Figure contents as structured data:
★ ★ ★ ★ ★ ★ ★

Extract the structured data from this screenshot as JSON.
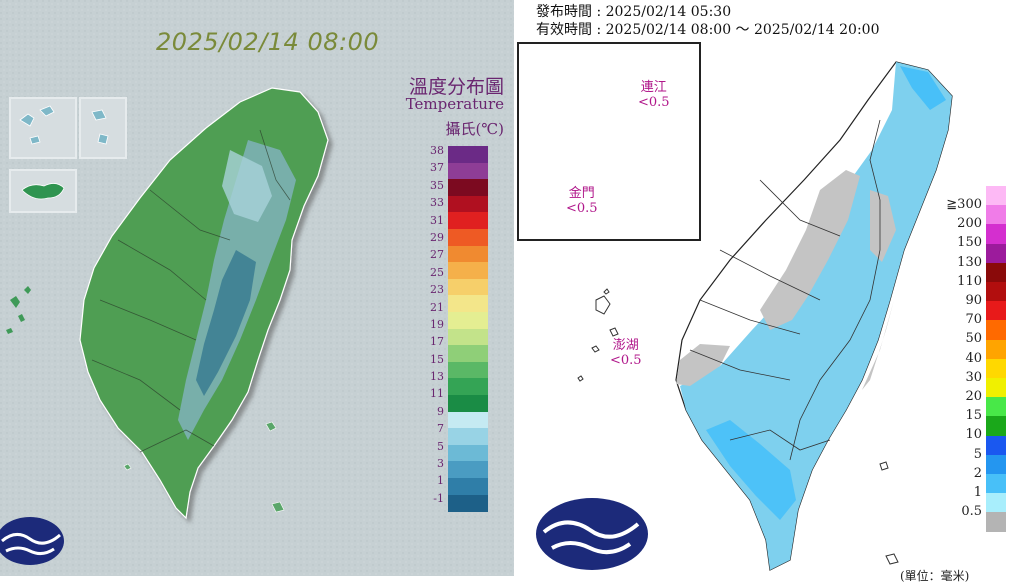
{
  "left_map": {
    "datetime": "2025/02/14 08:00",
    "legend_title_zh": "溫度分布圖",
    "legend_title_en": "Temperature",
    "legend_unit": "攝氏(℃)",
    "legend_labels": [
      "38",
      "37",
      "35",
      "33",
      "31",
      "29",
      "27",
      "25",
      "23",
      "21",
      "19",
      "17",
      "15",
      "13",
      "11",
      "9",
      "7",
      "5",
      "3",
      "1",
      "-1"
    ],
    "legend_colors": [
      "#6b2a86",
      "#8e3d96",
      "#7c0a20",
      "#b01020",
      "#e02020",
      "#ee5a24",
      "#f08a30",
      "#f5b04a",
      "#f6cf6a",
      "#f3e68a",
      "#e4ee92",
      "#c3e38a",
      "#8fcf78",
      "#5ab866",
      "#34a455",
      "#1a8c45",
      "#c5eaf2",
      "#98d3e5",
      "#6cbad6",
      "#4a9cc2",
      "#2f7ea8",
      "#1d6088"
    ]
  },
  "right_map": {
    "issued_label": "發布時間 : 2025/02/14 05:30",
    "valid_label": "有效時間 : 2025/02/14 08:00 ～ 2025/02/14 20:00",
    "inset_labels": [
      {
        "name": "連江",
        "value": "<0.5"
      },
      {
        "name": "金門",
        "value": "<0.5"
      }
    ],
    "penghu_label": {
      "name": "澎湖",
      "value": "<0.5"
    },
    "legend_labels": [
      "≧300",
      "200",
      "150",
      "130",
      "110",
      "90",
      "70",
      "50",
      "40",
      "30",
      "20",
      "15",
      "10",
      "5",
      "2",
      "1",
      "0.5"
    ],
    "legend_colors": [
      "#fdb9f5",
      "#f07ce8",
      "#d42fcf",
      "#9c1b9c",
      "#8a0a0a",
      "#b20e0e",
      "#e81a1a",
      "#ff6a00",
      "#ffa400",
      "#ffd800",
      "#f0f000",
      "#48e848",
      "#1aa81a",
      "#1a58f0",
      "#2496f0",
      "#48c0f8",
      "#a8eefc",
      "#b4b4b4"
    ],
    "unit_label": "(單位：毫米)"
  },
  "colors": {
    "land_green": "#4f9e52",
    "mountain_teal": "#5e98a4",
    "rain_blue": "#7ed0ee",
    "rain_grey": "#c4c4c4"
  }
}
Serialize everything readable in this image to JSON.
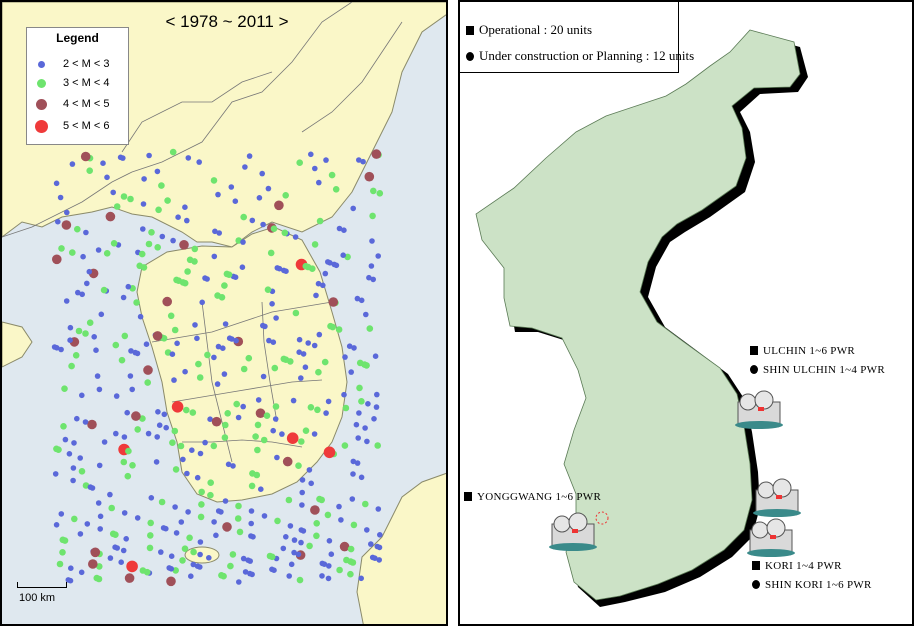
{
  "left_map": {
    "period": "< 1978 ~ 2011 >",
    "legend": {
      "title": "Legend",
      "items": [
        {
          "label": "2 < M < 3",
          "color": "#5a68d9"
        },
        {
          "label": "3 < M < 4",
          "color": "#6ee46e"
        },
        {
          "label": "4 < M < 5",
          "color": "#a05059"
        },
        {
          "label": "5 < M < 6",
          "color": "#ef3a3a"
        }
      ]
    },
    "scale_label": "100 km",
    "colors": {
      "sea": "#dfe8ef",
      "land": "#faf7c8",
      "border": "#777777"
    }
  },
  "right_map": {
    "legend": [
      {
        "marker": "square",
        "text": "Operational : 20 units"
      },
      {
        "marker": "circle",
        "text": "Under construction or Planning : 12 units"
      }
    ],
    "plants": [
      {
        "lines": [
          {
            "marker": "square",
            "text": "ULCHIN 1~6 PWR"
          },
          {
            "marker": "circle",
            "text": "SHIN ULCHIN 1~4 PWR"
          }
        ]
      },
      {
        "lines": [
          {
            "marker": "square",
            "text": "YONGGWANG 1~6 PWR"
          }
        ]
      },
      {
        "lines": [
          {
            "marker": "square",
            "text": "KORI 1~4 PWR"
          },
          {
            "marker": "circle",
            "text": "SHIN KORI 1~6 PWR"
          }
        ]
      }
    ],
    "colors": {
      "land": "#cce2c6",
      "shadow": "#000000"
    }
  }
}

★ ★ ★ ★ ★ ★ ★

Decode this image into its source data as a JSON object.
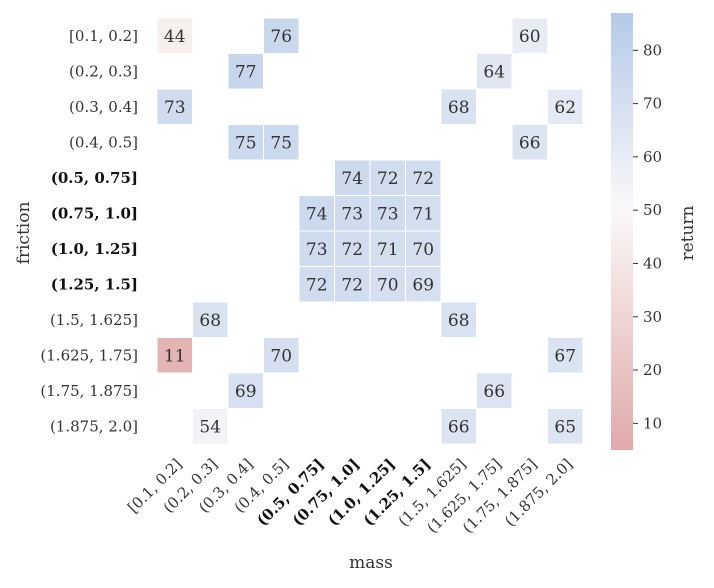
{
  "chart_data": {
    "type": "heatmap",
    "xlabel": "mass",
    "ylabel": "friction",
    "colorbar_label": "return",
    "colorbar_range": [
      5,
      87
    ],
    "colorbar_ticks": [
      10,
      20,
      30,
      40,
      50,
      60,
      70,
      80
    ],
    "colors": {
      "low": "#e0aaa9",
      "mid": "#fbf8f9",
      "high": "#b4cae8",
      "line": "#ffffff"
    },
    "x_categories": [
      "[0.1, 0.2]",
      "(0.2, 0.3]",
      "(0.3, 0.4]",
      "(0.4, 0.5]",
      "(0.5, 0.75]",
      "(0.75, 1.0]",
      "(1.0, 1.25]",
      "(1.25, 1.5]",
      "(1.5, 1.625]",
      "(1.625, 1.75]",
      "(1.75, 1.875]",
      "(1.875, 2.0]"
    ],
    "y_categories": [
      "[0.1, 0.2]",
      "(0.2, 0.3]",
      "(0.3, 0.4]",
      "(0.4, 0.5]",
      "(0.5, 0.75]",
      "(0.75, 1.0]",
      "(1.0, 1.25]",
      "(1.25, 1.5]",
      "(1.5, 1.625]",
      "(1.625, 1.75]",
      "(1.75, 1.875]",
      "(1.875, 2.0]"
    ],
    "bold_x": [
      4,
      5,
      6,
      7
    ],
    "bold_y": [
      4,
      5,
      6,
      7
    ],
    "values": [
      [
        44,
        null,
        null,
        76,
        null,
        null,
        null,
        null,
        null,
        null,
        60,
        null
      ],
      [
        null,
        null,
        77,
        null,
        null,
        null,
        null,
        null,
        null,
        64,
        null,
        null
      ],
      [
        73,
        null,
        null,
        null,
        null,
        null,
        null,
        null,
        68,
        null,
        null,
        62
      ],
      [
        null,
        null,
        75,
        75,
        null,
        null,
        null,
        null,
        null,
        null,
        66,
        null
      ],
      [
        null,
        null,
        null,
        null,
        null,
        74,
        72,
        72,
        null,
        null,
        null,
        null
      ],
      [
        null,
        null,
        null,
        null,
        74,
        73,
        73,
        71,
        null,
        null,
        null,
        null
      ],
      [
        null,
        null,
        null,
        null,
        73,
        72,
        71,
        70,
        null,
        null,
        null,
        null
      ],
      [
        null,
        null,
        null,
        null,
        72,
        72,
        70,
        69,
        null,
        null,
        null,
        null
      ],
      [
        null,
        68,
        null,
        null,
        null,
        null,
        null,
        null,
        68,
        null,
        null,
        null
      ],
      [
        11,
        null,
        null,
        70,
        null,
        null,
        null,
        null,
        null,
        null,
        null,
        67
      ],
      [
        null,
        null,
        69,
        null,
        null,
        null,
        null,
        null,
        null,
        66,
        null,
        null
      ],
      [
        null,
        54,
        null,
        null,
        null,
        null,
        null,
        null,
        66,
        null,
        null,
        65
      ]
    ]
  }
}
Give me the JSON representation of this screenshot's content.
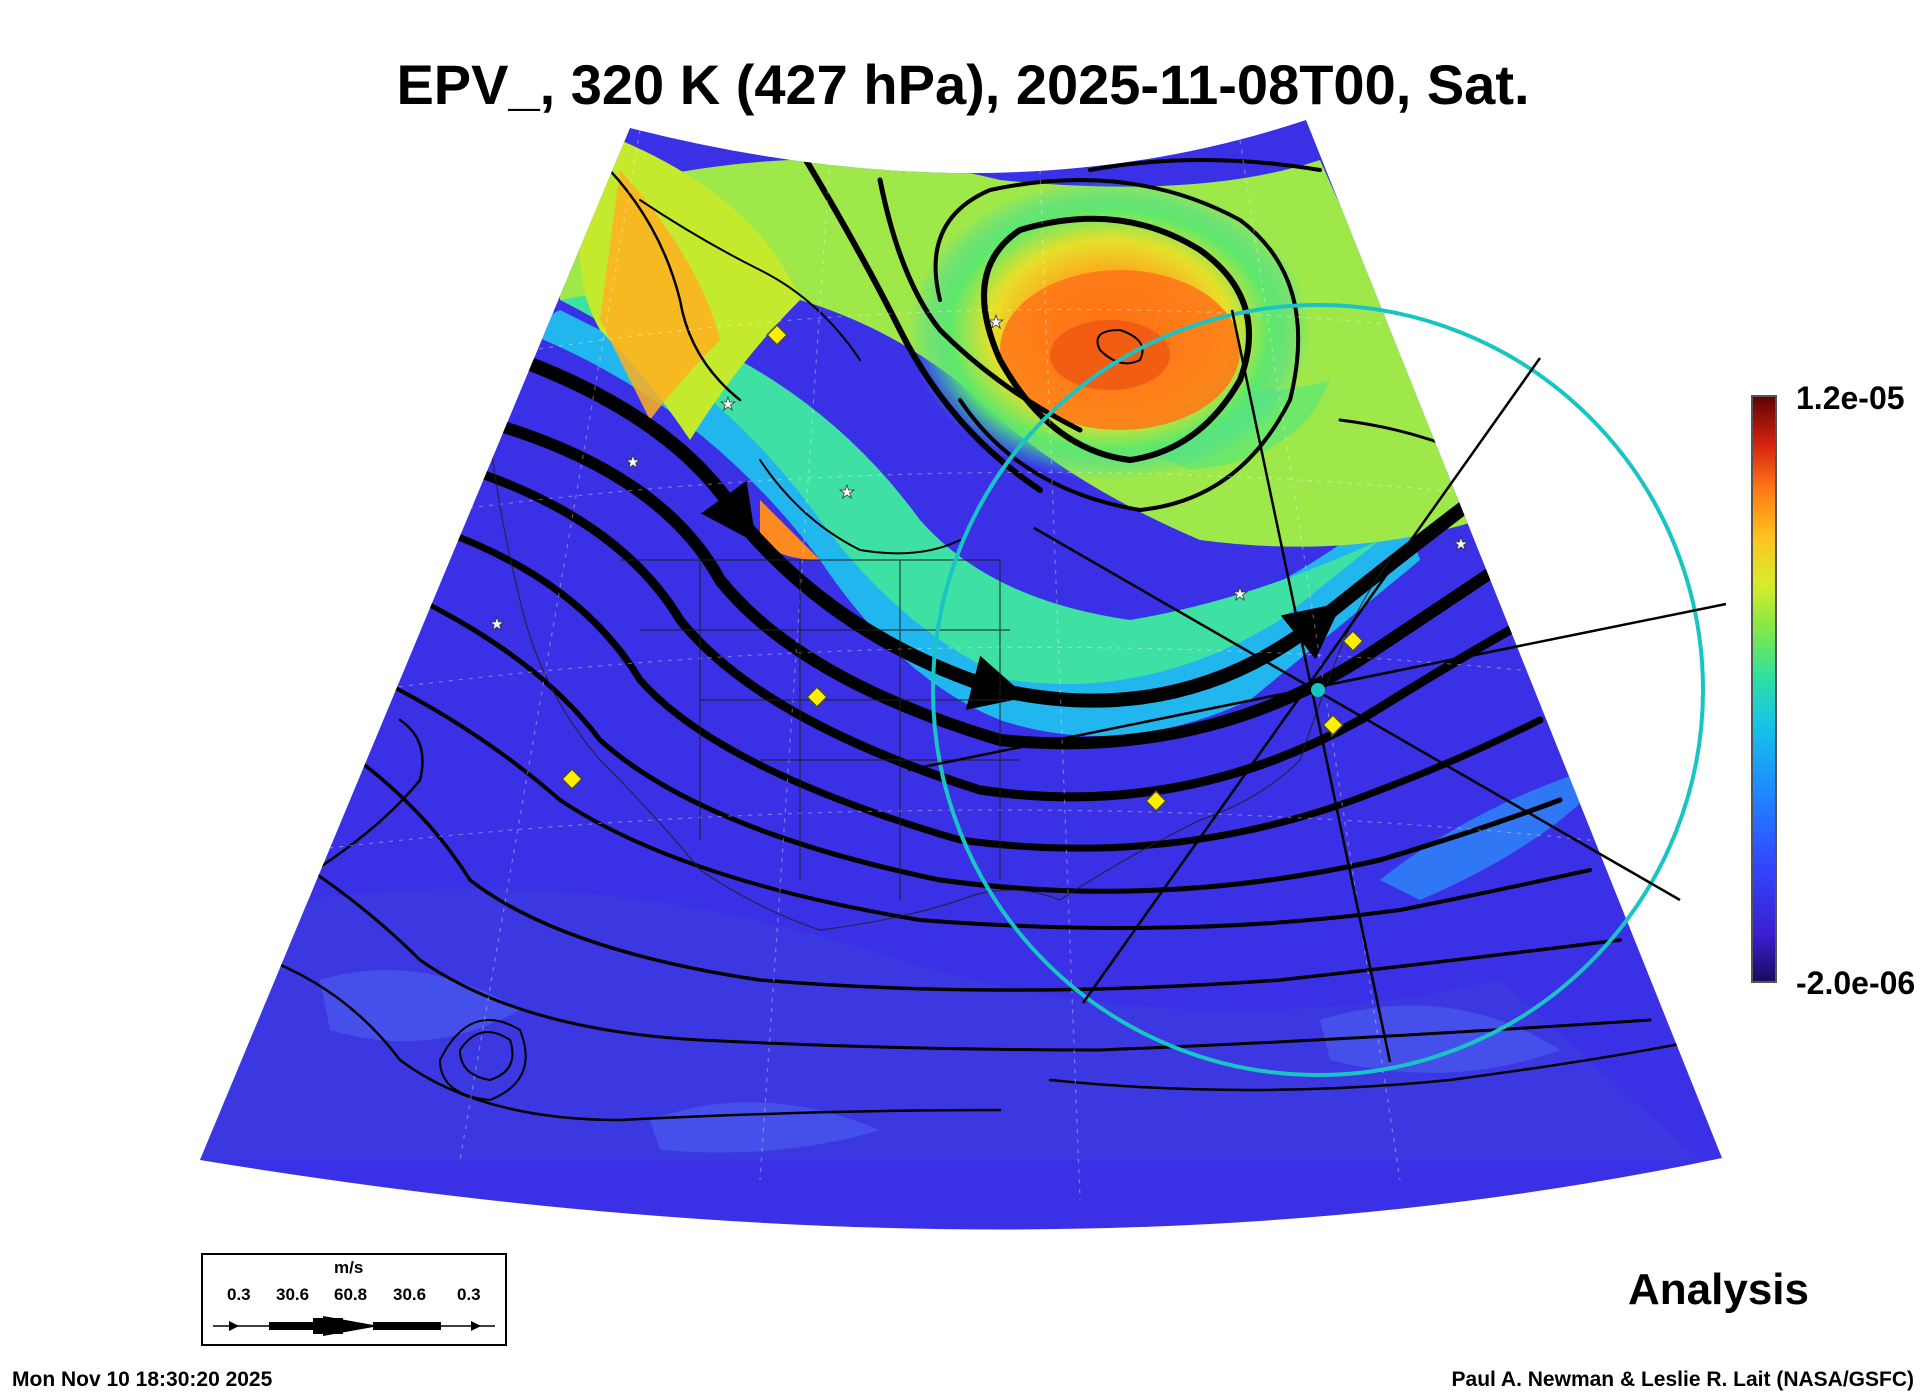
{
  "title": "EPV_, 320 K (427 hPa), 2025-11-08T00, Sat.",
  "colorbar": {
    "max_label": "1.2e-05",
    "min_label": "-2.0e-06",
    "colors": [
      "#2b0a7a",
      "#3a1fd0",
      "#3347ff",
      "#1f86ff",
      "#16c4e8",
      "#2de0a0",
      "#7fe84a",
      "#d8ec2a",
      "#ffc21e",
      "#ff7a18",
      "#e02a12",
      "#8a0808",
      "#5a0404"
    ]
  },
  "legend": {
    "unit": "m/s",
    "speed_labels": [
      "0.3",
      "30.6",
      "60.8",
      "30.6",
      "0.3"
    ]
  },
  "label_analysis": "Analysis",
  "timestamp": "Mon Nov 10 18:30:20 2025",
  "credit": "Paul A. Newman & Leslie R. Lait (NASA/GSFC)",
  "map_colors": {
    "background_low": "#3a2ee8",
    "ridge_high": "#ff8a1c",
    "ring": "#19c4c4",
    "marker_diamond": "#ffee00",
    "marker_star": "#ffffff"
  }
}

★ ★ ★ ★ ★ ★ ★

WHAT NEEDS TO BE DONE:
Where a line in the entries holds the word "KORI", copy that line.

FULL OUTPUT:
            "text": "KORI 1~4 PWR"
            "text": "SHIN KORI 1~6 PWR"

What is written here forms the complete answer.